---------- SUPPLIED ENTRIES ----------

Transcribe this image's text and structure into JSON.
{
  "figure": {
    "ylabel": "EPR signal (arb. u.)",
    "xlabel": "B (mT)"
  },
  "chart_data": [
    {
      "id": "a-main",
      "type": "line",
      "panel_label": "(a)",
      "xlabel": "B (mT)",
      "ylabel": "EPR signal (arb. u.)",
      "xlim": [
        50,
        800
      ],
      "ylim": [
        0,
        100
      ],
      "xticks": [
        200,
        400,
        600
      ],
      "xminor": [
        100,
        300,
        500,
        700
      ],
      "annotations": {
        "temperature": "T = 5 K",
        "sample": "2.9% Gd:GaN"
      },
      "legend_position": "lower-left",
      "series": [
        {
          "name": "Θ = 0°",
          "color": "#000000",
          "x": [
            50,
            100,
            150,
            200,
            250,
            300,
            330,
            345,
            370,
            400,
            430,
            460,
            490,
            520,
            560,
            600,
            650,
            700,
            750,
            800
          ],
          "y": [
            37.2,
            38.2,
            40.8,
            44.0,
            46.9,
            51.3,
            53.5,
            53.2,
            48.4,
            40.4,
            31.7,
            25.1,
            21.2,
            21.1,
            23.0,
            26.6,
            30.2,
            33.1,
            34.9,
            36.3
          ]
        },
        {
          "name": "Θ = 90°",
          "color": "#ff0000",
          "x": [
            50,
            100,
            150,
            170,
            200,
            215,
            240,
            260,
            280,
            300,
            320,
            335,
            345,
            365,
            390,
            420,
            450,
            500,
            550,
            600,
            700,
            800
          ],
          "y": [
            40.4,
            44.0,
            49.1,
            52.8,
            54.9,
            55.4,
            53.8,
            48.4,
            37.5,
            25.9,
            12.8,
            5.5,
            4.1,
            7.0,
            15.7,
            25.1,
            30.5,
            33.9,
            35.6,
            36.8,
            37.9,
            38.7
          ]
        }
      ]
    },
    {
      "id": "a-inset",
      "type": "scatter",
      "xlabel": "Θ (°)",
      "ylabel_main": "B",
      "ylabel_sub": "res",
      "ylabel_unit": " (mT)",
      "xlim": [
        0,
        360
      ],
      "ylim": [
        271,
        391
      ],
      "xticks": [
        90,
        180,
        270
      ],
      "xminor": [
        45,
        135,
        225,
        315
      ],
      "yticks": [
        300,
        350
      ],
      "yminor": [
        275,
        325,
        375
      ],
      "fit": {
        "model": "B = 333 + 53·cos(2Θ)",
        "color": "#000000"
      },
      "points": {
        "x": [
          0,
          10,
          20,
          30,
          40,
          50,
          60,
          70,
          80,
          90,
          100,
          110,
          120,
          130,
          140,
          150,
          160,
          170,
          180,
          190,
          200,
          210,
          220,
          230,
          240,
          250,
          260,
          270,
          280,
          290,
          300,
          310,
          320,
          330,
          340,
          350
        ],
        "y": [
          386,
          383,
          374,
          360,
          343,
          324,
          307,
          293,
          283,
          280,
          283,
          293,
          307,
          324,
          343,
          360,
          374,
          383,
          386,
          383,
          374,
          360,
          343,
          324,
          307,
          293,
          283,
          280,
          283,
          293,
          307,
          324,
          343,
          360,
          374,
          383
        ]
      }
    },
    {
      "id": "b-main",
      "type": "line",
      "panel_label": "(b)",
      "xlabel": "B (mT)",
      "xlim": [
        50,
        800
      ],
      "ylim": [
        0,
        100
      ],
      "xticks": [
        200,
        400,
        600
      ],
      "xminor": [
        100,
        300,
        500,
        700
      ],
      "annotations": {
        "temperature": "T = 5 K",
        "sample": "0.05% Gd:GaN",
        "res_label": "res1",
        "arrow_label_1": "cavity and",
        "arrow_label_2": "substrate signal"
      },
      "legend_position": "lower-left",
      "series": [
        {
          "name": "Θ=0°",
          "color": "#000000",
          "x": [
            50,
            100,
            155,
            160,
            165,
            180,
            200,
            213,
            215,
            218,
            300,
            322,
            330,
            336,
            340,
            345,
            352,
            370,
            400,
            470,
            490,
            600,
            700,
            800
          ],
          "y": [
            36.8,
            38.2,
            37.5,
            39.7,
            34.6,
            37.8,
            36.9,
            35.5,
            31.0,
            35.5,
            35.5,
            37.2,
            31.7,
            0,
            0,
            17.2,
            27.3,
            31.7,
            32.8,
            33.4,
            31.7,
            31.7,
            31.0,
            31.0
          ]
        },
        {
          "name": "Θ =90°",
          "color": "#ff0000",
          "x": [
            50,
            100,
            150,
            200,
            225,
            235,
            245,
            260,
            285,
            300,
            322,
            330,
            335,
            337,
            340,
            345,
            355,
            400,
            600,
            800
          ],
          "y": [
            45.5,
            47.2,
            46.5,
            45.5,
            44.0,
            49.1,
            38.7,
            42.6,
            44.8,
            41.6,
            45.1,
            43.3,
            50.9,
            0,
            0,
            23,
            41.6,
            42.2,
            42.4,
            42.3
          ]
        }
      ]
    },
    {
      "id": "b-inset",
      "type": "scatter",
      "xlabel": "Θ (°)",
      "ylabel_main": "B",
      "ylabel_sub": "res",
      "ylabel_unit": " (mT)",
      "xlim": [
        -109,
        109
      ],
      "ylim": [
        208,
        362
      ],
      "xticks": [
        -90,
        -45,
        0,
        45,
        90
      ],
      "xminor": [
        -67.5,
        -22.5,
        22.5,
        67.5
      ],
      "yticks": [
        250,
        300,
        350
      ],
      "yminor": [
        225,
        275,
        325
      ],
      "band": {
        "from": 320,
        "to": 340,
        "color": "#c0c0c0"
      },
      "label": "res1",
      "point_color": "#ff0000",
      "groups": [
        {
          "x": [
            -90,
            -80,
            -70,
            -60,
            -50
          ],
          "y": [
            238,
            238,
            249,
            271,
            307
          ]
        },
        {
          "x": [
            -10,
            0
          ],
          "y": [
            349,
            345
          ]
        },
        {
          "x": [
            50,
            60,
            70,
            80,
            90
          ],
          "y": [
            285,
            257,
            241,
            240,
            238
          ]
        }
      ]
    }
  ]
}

----------

● **PROMPT**:
Print all the data exactly.

● **RESULT**:
Transcribe this image's text and structure into JSON.
{
  "figure": {
    "ylabel": "EPR signal (arb. u.)",
    "xlabel": "B (mT)"
  },
  "chart_data": [
    {
      "id": "a-main",
      "type": "line",
      "panel_label": "(a)",
      "xlabel": "B (mT)",
      "ylabel": "EPR signal (arb. u.)",
      "xlim": [
        50,
        800
      ],
      "ylim": [
        0,
        100
      ],
      "xticks": [
        200,
        400,
        600
      ],
      "xminor": [
        100,
        300,
        500,
        700
      ],
      "annotations": {
        "temperature": "T = 5 K",
        "sample": "2.9% Gd:GaN"
      },
      "legend_position": "lower-left",
      "series": [
        {
          "name": "Θ = 0°",
          "color": "#000000",
          "x": [
            50,
            100,
            150,
            200,
            250,
            300,
            330,
            345,
            370,
            400,
            430,
            460,
            490,
            520,
            560,
            600,
            650,
            700,
            750,
            800
          ],
          "y": [
            37.2,
            38.2,
            40.8,
            44.0,
            46.9,
            51.3,
            53.5,
            53.2,
            48.4,
            40.4,
            31.7,
            25.1,
            21.2,
            21.1,
            23.0,
            26.6,
            30.2,
            33.1,
            34.9,
            36.3
          ]
        },
        {
          "name": "Θ = 90°",
          "color": "#ff0000",
          "x": [
            50,
            100,
            150,
            170,
            200,
            215,
            240,
            260,
            280,
            300,
            320,
            335,
            345,
            365,
            390,
            420,
            450,
            500,
            550,
            600,
            700,
            800
          ],
          "y": [
            40.4,
            44.0,
            49.1,
            52.8,
            54.9,
            55.4,
            53.8,
            48.4,
            37.5,
            25.9,
            12.8,
            5.5,
            4.1,
            7.0,
            15.7,
            25.1,
            30.5,
            33.9,
            35.6,
            36.8,
            37.9,
            38.7
          ]
        }
      ]
    },
    {
      "id": "a-inset",
      "type": "scatter",
      "xlabel": "Θ (°)",
      "ylabel_main": "B",
      "ylabel_sub": "res",
      "ylabel_unit": " (mT)",
      "xlim": [
        0,
        360
      ],
      "ylim": [
        271,
        391
      ],
      "xticks": [
        90,
        180,
        270
      ],
      "xminor": [
        45,
        135,
        225,
        315
      ],
      "yticks": [
        300,
        350
      ],
      "yminor": [
        275,
        325,
        375
      ],
      "fit": {
        "model": "B = 333 + 53·cos(2Θ)",
        "color": "#000000"
      },
      "points": {
        "x": [
          0,
          10,
          20,
          30,
          40,
          50,
          60,
          70,
          80,
          90,
          100,
          110,
          120,
          130,
          140,
          150,
          160,
          170,
          180,
          190,
          200,
          210,
          220,
          230,
          240,
          250,
          260,
          270,
          280,
          290,
          300,
          310,
          320,
          330,
          340,
          350
        ],
        "y": [
          386,
          383,
          374,
          360,
          343,
          324,
          307,
          293,
          283,
          280,
          283,
          293,
          307,
          324,
          343,
          360,
          374,
          383,
          386,
          383,
          374,
          360,
          343,
          324,
          307,
          293,
          283,
          280,
          283,
          293,
          307,
          324,
          343,
          360,
          374,
          383
        ]
      }
    },
    {
      "id": "b-main",
      "type": "line",
      "panel_label": "(b)",
      "xlabel": "B (mT)",
      "xlim": [
        50,
        800
      ],
      "ylim": [
        0,
        100
      ],
      "xticks": [
        200,
        400,
        600
      ],
      "xminor": [
        100,
        300,
        500,
        700
      ],
      "annotations": {
        "temperature": "T = 5 K",
        "sample": "0.05% Gd:GaN",
        "res_label": "res1",
        "arrow_label_1": "cavity and",
        "arrow_label_2": "substrate signal"
      },
      "legend_position": "lower-left",
      "series": [
        {
          "name": "Θ=0°",
          "color": "#000000",
          "x": [
            50,
            100,
            155,
            160,
            165,
            180,
            200,
            213,
            215,
            218,
            300,
            322,
            330,
            336,
            340,
            345,
            352,
            370,
            400,
            470,
            490,
            600,
            700,
            800
          ],
          "y": [
            36.8,
            38.2,
            37.5,
            39.7,
            34.6,
            37.8,
            36.9,
            35.5,
            31.0,
            35.5,
            35.5,
            37.2,
            31.7,
            0,
            0,
            17.2,
            27.3,
            31.7,
            32.8,
            33.4,
            31.7,
            31.7,
            31.0,
            31.0
          ]
        },
        {
          "name": "Θ =90°",
          "color": "#ff0000",
          "x": [
            50,
            100,
            150,
            200,
            225,
            235,
            245,
            260,
            285,
            300,
            322,
            330,
            335,
            337,
            340,
            345,
            355,
            400,
            600,
            800
          ],
          "y": [
            45.5,
            47.2,
            46.5,
            45.5,
            44.0,
            49.1,
            38.7,
            42.6,
            44.8,
            41.6,
            45.1,
            43.3,
            50.9,
            0,
            0,
            23,
            41.6,
            42.2,
            42.4,
            42.3
          ]
        }
      ]
    },
    {
      "id": "b-inset",
      "type": "scatter",
      "xlabel": "Θ (°)",
      "ylabel_main": "B",
      "ylabel_sub": "res",
      "ylabel_unit": " (mT)",
      "xlim": [
        -109,
        109
      ],
      "ylim": [
        208,
        362
      ],
      "xticks": [
        -90,
        -45,
        0,
        45,
        90
      ],
      "xminor": [
        -67.5,
        -22.5,
        22.5,
        67.5
      ],
      "yticks": [
        250,
        300,
        350
      ],
      "yminor": [
        225,
        275,
        325
      ],
      "band": {
        "from": 320,
        "to": 340,
        "color": "#c0c0c0"
      },
      "label": "res1",
      "point_color": "#ff0000",
      "groups": [
        {
          "x": [
            -90,
            -80,
            -70,
            -60,
            -50
          ],
          "y": [
            238,
            238,
            249,
            271,
            307
          ]
        },
        {
          "x": [
            -10,
            0
          ],
          "y": [
            349,
            345
          ]
        },
        {
          "x": [
            50,
            60,
            70,
            80,
            90
          ],
          "y": [
            285,
            257,
            241,
            240,
            238
          ]
        }
      ]
    }
  ]
}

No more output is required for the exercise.